--- BEGIN ---
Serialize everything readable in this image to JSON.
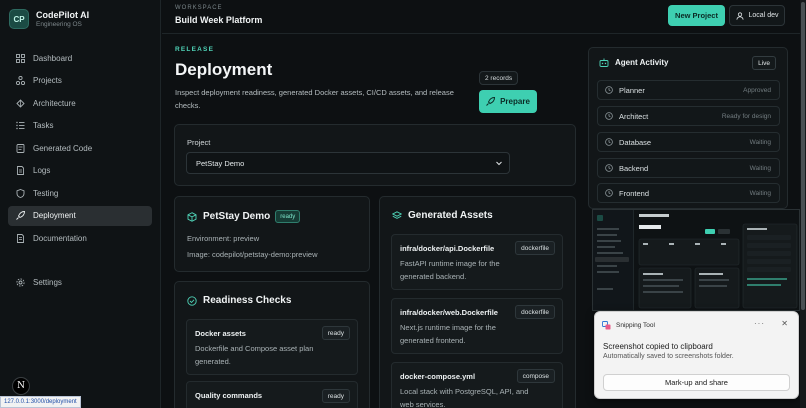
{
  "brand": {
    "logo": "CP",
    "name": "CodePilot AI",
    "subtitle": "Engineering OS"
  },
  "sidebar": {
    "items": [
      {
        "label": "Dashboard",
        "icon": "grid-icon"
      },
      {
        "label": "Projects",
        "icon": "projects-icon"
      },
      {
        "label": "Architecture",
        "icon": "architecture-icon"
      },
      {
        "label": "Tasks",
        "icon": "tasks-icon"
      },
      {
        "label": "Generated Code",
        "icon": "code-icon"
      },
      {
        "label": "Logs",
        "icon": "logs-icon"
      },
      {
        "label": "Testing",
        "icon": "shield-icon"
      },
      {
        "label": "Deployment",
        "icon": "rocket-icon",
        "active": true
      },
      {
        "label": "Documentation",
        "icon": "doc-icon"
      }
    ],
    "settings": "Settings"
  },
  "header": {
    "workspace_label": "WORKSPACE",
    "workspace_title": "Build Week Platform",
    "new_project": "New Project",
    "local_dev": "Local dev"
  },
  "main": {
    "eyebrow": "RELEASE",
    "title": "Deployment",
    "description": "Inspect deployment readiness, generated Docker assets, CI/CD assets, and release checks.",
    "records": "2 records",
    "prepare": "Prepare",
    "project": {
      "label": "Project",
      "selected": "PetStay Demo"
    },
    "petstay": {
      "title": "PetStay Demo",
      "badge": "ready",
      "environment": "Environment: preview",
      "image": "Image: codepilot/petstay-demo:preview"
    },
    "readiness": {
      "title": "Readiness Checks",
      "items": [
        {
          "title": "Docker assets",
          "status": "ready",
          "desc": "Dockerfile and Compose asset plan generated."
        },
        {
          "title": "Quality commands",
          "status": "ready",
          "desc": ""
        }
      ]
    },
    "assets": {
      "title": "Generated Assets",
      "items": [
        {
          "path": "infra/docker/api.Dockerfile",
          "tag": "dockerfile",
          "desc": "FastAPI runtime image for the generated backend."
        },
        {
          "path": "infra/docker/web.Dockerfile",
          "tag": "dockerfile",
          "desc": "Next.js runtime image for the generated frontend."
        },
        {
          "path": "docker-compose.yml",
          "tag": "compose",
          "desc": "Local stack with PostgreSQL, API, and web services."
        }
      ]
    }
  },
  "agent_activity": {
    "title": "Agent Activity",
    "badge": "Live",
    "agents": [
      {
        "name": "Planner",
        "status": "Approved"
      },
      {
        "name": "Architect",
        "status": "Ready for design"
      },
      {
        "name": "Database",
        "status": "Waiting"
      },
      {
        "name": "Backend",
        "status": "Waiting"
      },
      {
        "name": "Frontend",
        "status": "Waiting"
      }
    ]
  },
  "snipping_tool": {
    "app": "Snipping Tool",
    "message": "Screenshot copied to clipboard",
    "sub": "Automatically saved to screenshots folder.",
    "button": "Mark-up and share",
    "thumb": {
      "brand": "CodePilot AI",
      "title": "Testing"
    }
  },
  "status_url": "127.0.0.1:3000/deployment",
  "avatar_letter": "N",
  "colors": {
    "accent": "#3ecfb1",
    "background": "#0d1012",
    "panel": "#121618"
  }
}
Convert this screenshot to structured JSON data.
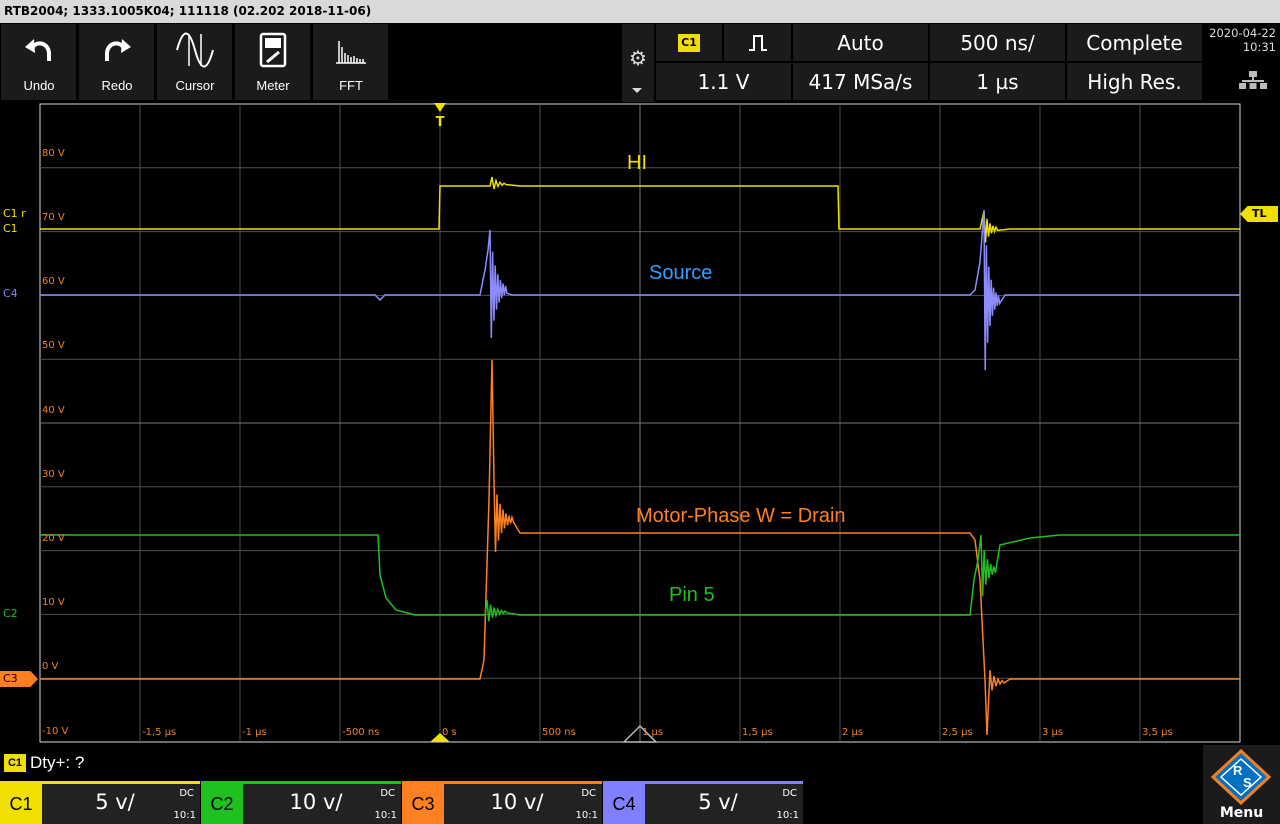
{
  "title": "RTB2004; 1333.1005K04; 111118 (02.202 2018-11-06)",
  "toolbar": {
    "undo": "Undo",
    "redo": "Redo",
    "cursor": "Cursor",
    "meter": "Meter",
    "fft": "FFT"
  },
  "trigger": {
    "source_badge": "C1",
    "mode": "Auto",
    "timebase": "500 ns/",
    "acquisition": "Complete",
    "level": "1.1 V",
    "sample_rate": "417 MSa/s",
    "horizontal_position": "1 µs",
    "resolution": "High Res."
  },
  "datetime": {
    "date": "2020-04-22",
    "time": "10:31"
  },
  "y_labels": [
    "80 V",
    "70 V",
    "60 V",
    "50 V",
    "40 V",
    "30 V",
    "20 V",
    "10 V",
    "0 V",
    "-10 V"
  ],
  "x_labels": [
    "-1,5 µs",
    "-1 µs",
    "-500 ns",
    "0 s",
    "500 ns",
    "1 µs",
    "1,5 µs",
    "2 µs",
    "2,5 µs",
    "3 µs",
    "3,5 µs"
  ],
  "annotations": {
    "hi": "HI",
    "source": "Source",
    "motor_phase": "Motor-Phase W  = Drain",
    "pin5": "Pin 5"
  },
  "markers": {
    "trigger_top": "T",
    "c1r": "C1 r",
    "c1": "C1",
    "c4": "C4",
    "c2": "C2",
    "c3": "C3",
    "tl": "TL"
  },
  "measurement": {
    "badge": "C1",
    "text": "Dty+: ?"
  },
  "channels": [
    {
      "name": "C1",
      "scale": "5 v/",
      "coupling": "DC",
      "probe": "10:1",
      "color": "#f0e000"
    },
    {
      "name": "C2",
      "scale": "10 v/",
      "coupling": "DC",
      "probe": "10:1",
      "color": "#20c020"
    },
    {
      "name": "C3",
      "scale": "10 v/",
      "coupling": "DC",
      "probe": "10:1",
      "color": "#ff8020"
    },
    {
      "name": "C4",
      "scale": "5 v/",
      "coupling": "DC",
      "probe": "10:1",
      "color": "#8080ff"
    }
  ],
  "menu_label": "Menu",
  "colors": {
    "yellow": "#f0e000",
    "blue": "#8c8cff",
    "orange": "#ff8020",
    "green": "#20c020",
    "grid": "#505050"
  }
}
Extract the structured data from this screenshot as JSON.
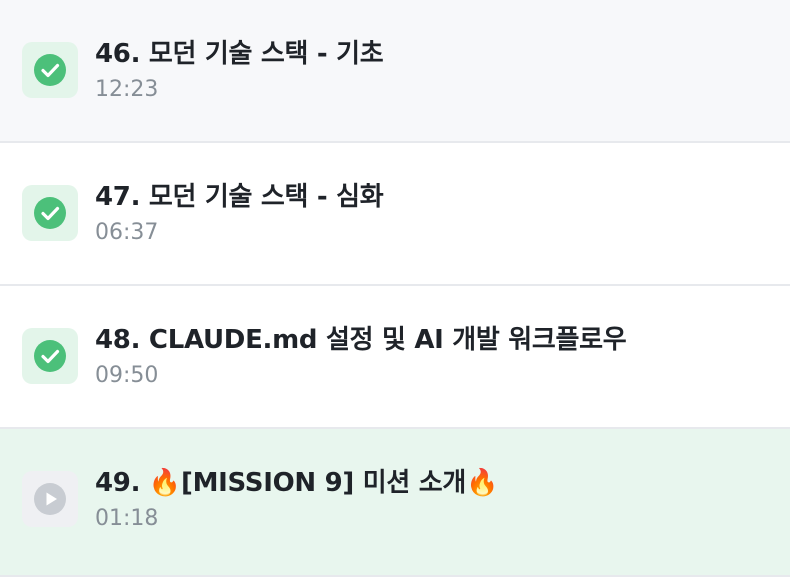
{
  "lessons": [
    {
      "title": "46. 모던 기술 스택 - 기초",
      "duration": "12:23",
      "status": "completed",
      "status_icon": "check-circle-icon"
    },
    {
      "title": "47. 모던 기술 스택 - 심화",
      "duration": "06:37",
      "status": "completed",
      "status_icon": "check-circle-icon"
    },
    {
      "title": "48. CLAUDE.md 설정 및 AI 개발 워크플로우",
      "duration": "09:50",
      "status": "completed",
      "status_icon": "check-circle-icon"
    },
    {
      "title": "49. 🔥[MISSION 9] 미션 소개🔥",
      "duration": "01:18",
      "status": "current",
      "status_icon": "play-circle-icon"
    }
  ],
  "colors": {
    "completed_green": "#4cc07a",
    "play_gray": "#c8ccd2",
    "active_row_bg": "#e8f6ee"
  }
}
--- END ---
■ BRIEF ■
Skip the pictures, then retype every line above exactly.

■ RESPONSE TO THE EXERCISE ■
Serialize everything readable in this image to JSON.
{
  "brand": {
    "logo": "CP",
    "name": "CodePilot AI",
    "subtitle": "Engineering OS"
  },
  "sidebar": {
    "items": [
      {
        "label": "Dashboard",
        "icon": "grid-icon"
      },
      {
        "label": "Projects",
        "icon": "projects-icon"
      },
      {
        "label": "Architecture",
        "icon": "architecture-icon"
      },
      {
        "label": "Tasks",
        "icon": "tasks-icon"
      },
      {
        "label": "Generated Code",
        "icon": "code-icon"
      },
      {
        "label": "Logs",
        "icon": "logs-icon"
      },
      {
        "label": "Testing",
        "icon": "shield-icon"
      },
      {
        "label": "Deployment",
        "icon": "rocket-icon",
        "active": true
      },
      {
        "label": "Documentation",
        "icon": "doc-icon"
      }
    ],
    "settings": "Settings"
  },
  "header": {
    "workspace_label": "WORKSPACE",
    "workspace_title": "Build Week Platform",
    "new_project": "New Project",
    "local_dev": "Local dev"
  },
  "main": {
    "eyebrow": "RELEASE",
    "title": "Deployment",
    "description": "Inspect deployment readiness, generated Docker assets, CI/CD assets, and release checks.",
    "records": "2 records",
    "prepare": "Prepare",
    "project": {
      "label": "Project",
      "selected": "PetStay Demo"
    },
    "petstay": {
      "title": "PetStay Demo",
      "badge": "ready",
      "environment": "Environment: preview",
      "image": "Image: codepilot/petstay-demo:preview"
    },
    "readiness": {
      "title": "Readiness Checks",
      "items": [
        {
          "title": "Docker assets",
          "status": "ready",
          "desc": "Dockerfile and Compose asset plan generated."
        },
        {
          "title": "Quality commands",
          "status": "ready",
          "desc": ""
        }
      ]
    },
    "assets": {
      "title": "Generated Assets",
      "items": [
        {
          "path": "infra/docker/api.Dockerfile",
          "tag": "dockerfile",
          "desc": "FastAPI runtime image for the generated backend."
        },
        {
          "path": "infra/docker/web.Dockerfile",
          "tag": "dockerfile",
          "desc": "Next.js runtime image for the generated frontend."
        },
        {
          "path": "docker-compose.yml",
          "tag": "compose",
          "desc": "Local stack with PostgreSQL, API, and web services."
        }
      ]
    }
  },
  "agent_activity": {
    "title": "Agent Activity",
    "badge": "Live",
    "agents": [
      {
        "name": "Planner",
        "status": "Approved"
      },
      {
        "name": "Architect",
        "status": "Ready for design"
      },
      {
        "name": "Database",
        "status": "Waiting"
      },
      {
        "name": "Backend",
        "status": "Waiting"
      },
      {
        "name": "Frontend",
        "status": "Waiting"
      }
    ]
  },
  "snipping_tool": {
    "app": "Snipping Tool",
    "message": "Screenshot copied to clipboard",
    "sub": "Automatically saved to screenshots folder.",
    "button": "Mark-up and share",
    "thumb": {
      "brand": "CodePilot AI",
      "title": "Testing"
    }
  },
  "status_url": "127.0.0.1:3000/deployment",
  "avatar_letter": "N",
  "colors": {
    "accent": "#3ecfb1",
    "background": "#0d1012",
    "panel": "#121618"
  }
}
Convert this screenshot to structured JSON data.
{
  "title": "RTB2004; 1333.1005K04; 111118 (02.202 2018-11-06)",
  "toolbar": {
    "undo": "Undo",
    "redo": "Redo",
    "cursor": "Cursor",
    "meter": "Meter",
    "fft": "FFT"
  },
  "trigger": {
    "source_badge": "C1",
    "mode": "Auto",
    "timebase": "500 ns/",
    "acquisition": "Complete",
    "level": "1.1 V",
    "sample_rate": "417 MSa/s",
    "horizontal_position": "1 µs",
    "resolution": "High Res."
  },
  "datetime": {
    "date": "2020-04-22",
    "time": "10:31"
  },
  "y_labels": [
    "80 V",
    "70 V",
    "60 V",
    "50 V",
    "40 V",
    "30 V",
    "20 V",
    "10 V",
    "0 V",
    "-10 V"
  ],
  "x_labels": [
    "-1,5 µs",
    "-1 µs",
    "-500 ns",
    "0 s",
    "500 ns",
    "1 µs",
    "1,5 µs",
    "2 µs",
    "2,5 µs",
    "3 µs",
    "3,5 µs"
  ],
  "annotations": {
    "hi": "HI",
    "source": "Source",
    "motor_phase": "Motor-Phase W  = Drain",
    "pin5": "Pin 5"
  },
  "markers": {
    "trigger_top": "T",
    "c1r": "C1 r",
    "c1": "C1",
    "c4": "C4",
    "c2": "C2",
    "c3": "C3",
    "tl": "TL"
  },
  "measurement": {
    "badge": "C1",
    "text": "Dty+: ?"
  },
  "channels": [
    {
      "name": "C1",
      "scale": "5 v/",
      "coupling": "DC",
      "probe": "10:1",
      "color": "#f0e000"
    },
    {
      "name": "C2",
      "scale": "10 v/",
      "coupling": "DC",
      "probe": "10:1",
      "color": "#20c020"
    },
    {
      "name": "C3",
      "scale": "10 v/",
      "coupling": "DC",
      "probe": "10:1",
      "color": "#ff8020"
    },
    {
      "name": "C4",
      "scale": "5 v/",
      "coupling": "DC",
      "probe": "10:1",
      "color": "#8080ff"
    }
  ],
  "menu_label": "Menu",
  "colors": {
    "yellow": "#f0e000",
    "blue": "#8c8cff",
    "orange": "#ff8020",
    "green": "#20c020",
    "grid": "#505050"
  }
}
Extract the structured data from this screenshot as JSON.
{
  "lessons": [
    {
      "title": "46. 모던 기술 스택 - 기초",
      "duration": "12:23",
      "status": "completed",
      "status_icon": "check-circle-icon"
    },
    {
      "title": "47. 모던 기술 스택 - 심화",
      "duration": "06:37",
      "status": "completed",
      "status_icon": "check-circle-icon"
    },
    {
      "title": "48. CLAUDE.md 설정 및 AI 개발 워크플로우",
      "duration": "09:50",
      "status": "completed",
      "status_icon": "check-circle-icon"
    },
    {
      "title": "49. 🔥[MISSION 9] 미션 소개🔥",
      "duration": "01:18",
      "status": "current",
      "status_icon": "play-circle-icon"
    }
  ],
  "colors": {
    "completed_green": "#4cc07a",
    "play_gray": "#c8ccd2",
    "active_row_bg": "#e8f6ee"
  }
}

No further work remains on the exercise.